:: STATED TASK ::
Bring together all lines of the material below that contain the string "ylabel".
───── RECORDED DATA ─────
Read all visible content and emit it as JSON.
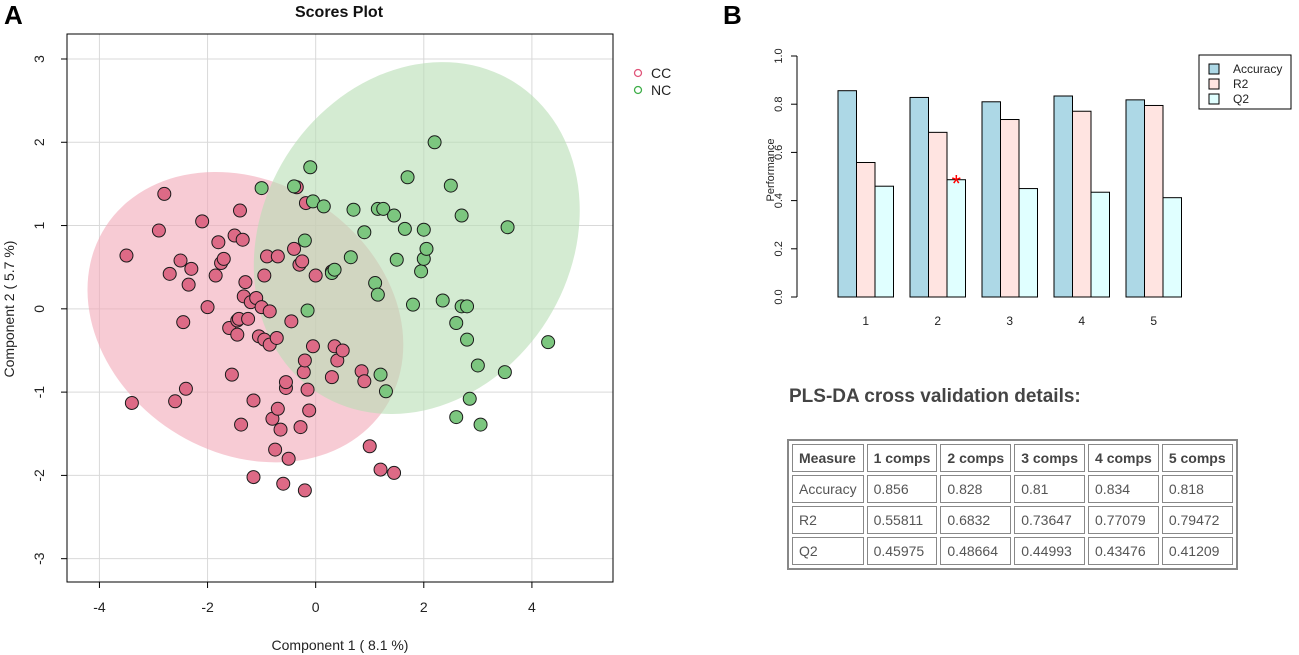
{
  "panel_a": {
    "letter": "A"
  },
  "panel_b": {
    "letter": "B"
  },
  "cv_heading": "PLS-DA cross validation details:",
  "chart_data": [
    {
      "type": "scatter",
      "title": "Scores Plot",
      "xlabel": "Component 1 ( 8.1 %)",
      "ylabel": "Component 2 ( 5.7 %)",
      "xlim": [
        -4.6,
        5.5
      ],
      "ylim": [
        -3.28,
        3.3
      ],
      "xticks": [
        -4,
        -2,
        0,
        2,
        4
      ],
      "yticks": [
        -3,
        -2,
        -1,
        0,
        1,
        2,
        3
      ],
      "grid": true,
      "legend_position": "top-right",
      "series": [
        {
          "name": "CC",
          "color": "#e0557a",
          "fill": "#dd6a86",
          "ellipse": {
            "cx": -1.3,
            "cy": -0.1,
            "rx": 2.5,
            "ry": 2.0,
            "angle_deg": -57,
            "fill": "#f2a9b8"
          },
          "points": [
            [
              -3.5,
              0.64
            ],
            [
              -3.4,
              -1.13
            ],
            [
              -2.9,
              0.94
            ],
            [
              -2.8,
              1.38
            ],
            [
              -2.7,
              0.42
            ],
            [
              -2.6,
              -1.11
            ],
            [
              -2.5,
              0.58
            ],
            [
              -2.45,
              -0.16
            ],
            [
              -2.4,
              -0.96
            ],
            [
              -2.35,
              0.29
            ],
            [
              -2.3,
              0.48
            ],
            [
              -2.1,
              1.05
            ],
            [
              -2.0,
              0.02
            ],
            [
              -1.85,
              0.4
            ],
            [
              -1.8,
              0.8
            ],
            [
              -1.75,
              0.55
            ],
            [
              -1.7,
              0.6
            ],
            [
              -1.6,
              -0.23
            ],
            [
              -1.55,
              -0.79
            ],
            [
              -1.5,
              0.88
            ],
            [
              -1.45,
              -0.31
            ],
            [
              -1.45,
              -0.14
            ],
            [
              -1.42,
              -0.12
            ],
            [
              -1.4,
              1.18
            ],
            [
              -1.38,
              -1.39
            ],
            [
              -1.35,
              0.83
            ],
            [
              -1.33,
              0.15
            ],
            [
              -1.3,
              0.32
            ],
            [
              -1.25,
              -0.12
            ],
            [
              -1.2,
              0.08
            ],
            [
              -1.15,
              -2.02
            ],
            [
              -1.15,
              -1.1
            ],
            [
              -1.1,
              0.13
            ],
            [
              -1.05,
              -0.33
            ],
            [
              -1.0,
              0.02
            ],
            [
              -0.95,
              0.4
            ],
            [
              -0.95,
              -0.37
            ],
            [
              -0.9,
              0.63
            ],
            [
              -0.85,
              -0.03
            ],
            [
              -0.85,
              -0.43
            ],
            [
              -0.8,
              -1.32
            ],
            [
              -0.75,
              -1.69
            ],
            [
              -0.72,
              -0.35
            ],
            [
              -0.7,
              0.63
            ],
            [
              -0.7,
              -1.2
            ],
            [
              -0.65,
              -1.45
            ],
            [
              -0.6,
              -2.1
            ],
            [
              -0.55,
              -0.95
            ],
            [
              -0.55,
              -0.88
            ],
            [
              -0.5,
              -1.8
            ],
            [
              -0.45,
              -0.15
            ],
            [
              -0.4,
              0.72
            ],
            [
              -0.35,
              1.46
            ],
            [
              -0.3,
              0.53
            ],
            [
              -0.28,
              -1.42
            ],
            [
              -0.25,
              0.57
            ],
            [
              -0.22,
              -0.76
            ],
            [
              -0.2,
              -2.18
            ],
            [
              -0.2,
              -0.62
            ],
            [
              -0.18,
              1.27
            ],
            [
              -0.15,
              -0.97
            ],
            [
              -0.12,
              -1.22
            ],
            [
              -0.05,
              -0.45
            ],
            [
              0.0,
              0.4
            ],
            [
              0.3,
              0.45
            ],
            [
              0.3,
              -0.82
            ],
            [
              0.35,
              -0.45
            ],
            [
              0.4,
              -0.62
            ],
            [
              0.5,
              -0.5
            ],
            [
              0.85,
              -0.75
            ],
            [
              0.9,
              -0.87
            ],
            [
              1.0,
              -1.65
            ],
            [
              1.2,
              -1.93
            ],
            [
              1.45,
              -1.97
            ]
          ]
        },
        {
          "name": "NC",
          "color": "#3fae49",
          "fill": "#7cc67f",
          "ellipse": {
            "cx": 1.87,
            "cy": 0.85,
            "rx": 3.4,
            "ry": 1.85,
            "angle_deg": -58,
            "fill": "#b7deb4"
          },
          "points": [
            [
              -1.0,
              1.45
            ],
            [
              -0.4,
              1.47
            ],
            [
              -0.2,
              0.82
            ],
            [
              -0.15,
              -0.02
            ],
            [
              -0.1,
              1.7
            ],
            [
              -0.05,
              1.29
            ],
            [
              0.15,
              1.23
            ],
            [
              0.3,
              0.43
            ],
            [
              0.35,
              0.47
            ],
            [
              0.65,
              0.62
            ],
            [
              0.7,
              1.19
            ],
            [
              0.9,
              0.92
            ],
            [
              1.1,
              0.31
            ],
            [
              1.15,
              1.2
            ],
            [
              1.15,
              0.17
            ],
            [
              1.2,
              -0.79
            ],
            [
              1.25,
              1.2
            ],
            [
              1.3,
              -0.99
            ],
            [
              1.45,
              1.12
            ],
            [
              1.5,
              0.59
            ],
            [
              1.65,
              0.96
            ],
            [
              1.7,
              1.58
            ],
            [
              1.8,
              0.05
            ],
            [
              1.95,
              0.45
            ],
            [
              2.0,
              0.6
            ],
            [
              2.0,
              0.95
            ],
            [
              2.05,
              0.72
            ],
            [
              2.2,
              2.0
            ],
            [
              2.35,
              0.1
            ],
            [
              2.5,
              1.48
            ],
            [
              2.6,
              -0.17
            ],
            [
              2.6,
              -1.3
            ],
            [
              2.7,
              0.03
            ],
            [
              2.7,
              1.12
            ],
            [
              2.8,
              -0.37
            ],
            [
              2.8,
              0.03
            ],
            [
              2.85,
              -1.08
            ],
            [
              3.0,
              -0.68
            ],
            [
              3.05,
              -1.39
            ],
            [
              3.5,
              -0.76
            ],
            [
              3.55,
              0.98
            ],
            [
              4.3,
              -0.4
            ]
          ]
        }
      ]
    },
    {
      "type": "bar",
      "title": "",
      "xlabel": "",
      "ylabel": "Performance",
      "categories": [
        "1",
        "2",
        "3",
        "4",
        "5"
      ],
      "ylim": [
        0,
        1.0
      ],
      "yticks": [
        "0.0",
        "0.2",
        "0.4",
        "0.6",
        "0.8",
        "1.0"
      ],
      "grid": false,
      "legend_position": "top-right",
      "series": [
        {
          "name": "Accuracy",
          "color": "#add8e6",
          "values": [
            0.856,
            0.828,
            0.81,
            0.834,
            0.818
          ]
        },
        {
          "name": "R2",
          "color": "#ffe4e1",
          "values": [
            0.55811,
            0.6832,
            0.73647,
            0.77079,
            0.79472
          ]
        },
        {
          "name": "Q2",
          "color": "#e0ffff",
          "values": [
            0.45975,
            0.48664,
            0.44993,
            0.43476,
            0.41209
          ]
        }
      ],
      "best_marker": {
        "category": "2",
        "series": "Q2",
        "symbol": "*",
        "color": "#ff0000"
      }
    },
    {
      "type": "table",
      "columns": [
        "Measure",
        "1 comps",
        "2 comps",
        "3 comps",
        "4 comps",
        "5 comps"
      ],
      "rows": [
        [
          "Accuracy",
          "0.856",
          "0.828",
          "0.81",
          "0.834",
          "0.818"
        ],
        [
          "R2",
          "0.55811",
          "0.6832",
          "0.73647",
          "0.77079",
          "0.79472"
        ],
        [
          "Q2",
          "0.45975",
          "0.48664",
          "0.44993",
          "0.43476",
          "0.41209"
        ]
      ]
    }
  ]
}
─────
:: SOLUTION FOR THIS EXERCISE ::
      "ylabel": "Component 2 ( 5.7 %)",
      "ylabel": "Performance",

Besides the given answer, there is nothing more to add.